--- start Data records ---

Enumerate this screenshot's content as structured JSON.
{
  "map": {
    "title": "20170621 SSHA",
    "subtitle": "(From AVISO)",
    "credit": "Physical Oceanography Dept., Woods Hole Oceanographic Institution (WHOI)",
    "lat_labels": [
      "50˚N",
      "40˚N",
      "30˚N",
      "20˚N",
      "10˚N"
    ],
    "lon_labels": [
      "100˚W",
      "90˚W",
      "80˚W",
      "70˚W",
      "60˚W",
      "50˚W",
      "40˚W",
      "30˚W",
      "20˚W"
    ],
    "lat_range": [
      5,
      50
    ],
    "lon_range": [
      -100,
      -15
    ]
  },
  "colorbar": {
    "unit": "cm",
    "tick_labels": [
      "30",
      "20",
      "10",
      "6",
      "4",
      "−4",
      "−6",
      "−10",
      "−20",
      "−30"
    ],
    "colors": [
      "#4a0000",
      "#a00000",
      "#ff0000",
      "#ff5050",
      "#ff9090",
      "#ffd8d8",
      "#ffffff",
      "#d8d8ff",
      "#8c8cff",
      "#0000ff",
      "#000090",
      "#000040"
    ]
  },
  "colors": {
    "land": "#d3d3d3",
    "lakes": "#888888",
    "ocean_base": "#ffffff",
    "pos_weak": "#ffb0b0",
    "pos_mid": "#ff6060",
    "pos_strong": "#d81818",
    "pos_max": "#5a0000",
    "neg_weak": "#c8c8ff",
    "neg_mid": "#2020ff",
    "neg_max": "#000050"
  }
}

--- end Data records ---

*Goal of the exercise*. Repeat each record exactly. Omit nothing.

*The solution*.
Enumerate this screenshot's content as structured JSON.
{
  "map": {
    "title": "20170621 SSHA",
    "subtitle": "(From AVISO)",
    "credit": "Physical Oceanography Dept., Woods Hole Oceanographic Institution (WHOI)",
    "lat_labels": [
      "50˚N",
      "40˚N",
      "30˚N",
      "20˚N",
      "10˚N"
    ],
    "lon_labels": [
      "100˚W",
      "90˚W",
      "80˚W",
      "70˚W",
      "60˚W",
      "50˚W",
      "40˚W",
      "30˚W",
      "20˚W"
    ],
    "lat_range": [
      5,
      50
    ],
    "lon_range": [
      -100,
      -15
    ]
  },
  "colorbar": {
    "unit": "cm",
    "tick_labels": [
      "30",
      "20",
      "10",
      "6",
      "4",
      "−4",
      "−6",
      "−10",
      "−20",
      "−30"
    ],
    "colors": [
      "#4a0000",
      "#a00000",
      "#ff0000",
      "#ff5050",
      "#ff9090",
      "#ffd8d8",
      "#ffffff",
      "#d8d8ff",
      "#8c8cff",
      "#0000ff",
      "#000090",
      "#000040"
    ]
  },
  "colors": {
    "land": "#d3d3d3",
    "lakes": "#888888",
    "ocean_base": "#ffffff",
    "pos_weak": "#ffb0b0",
    "pos_mid": "#ff6060",
    "pos_strong": "#d81818",
    "pos_max": "#5a0000",
    "neg_weak": "#c8c8ff",
    "neg_mid": "#2020ff",
    "neg_max": "#000050"
  }
}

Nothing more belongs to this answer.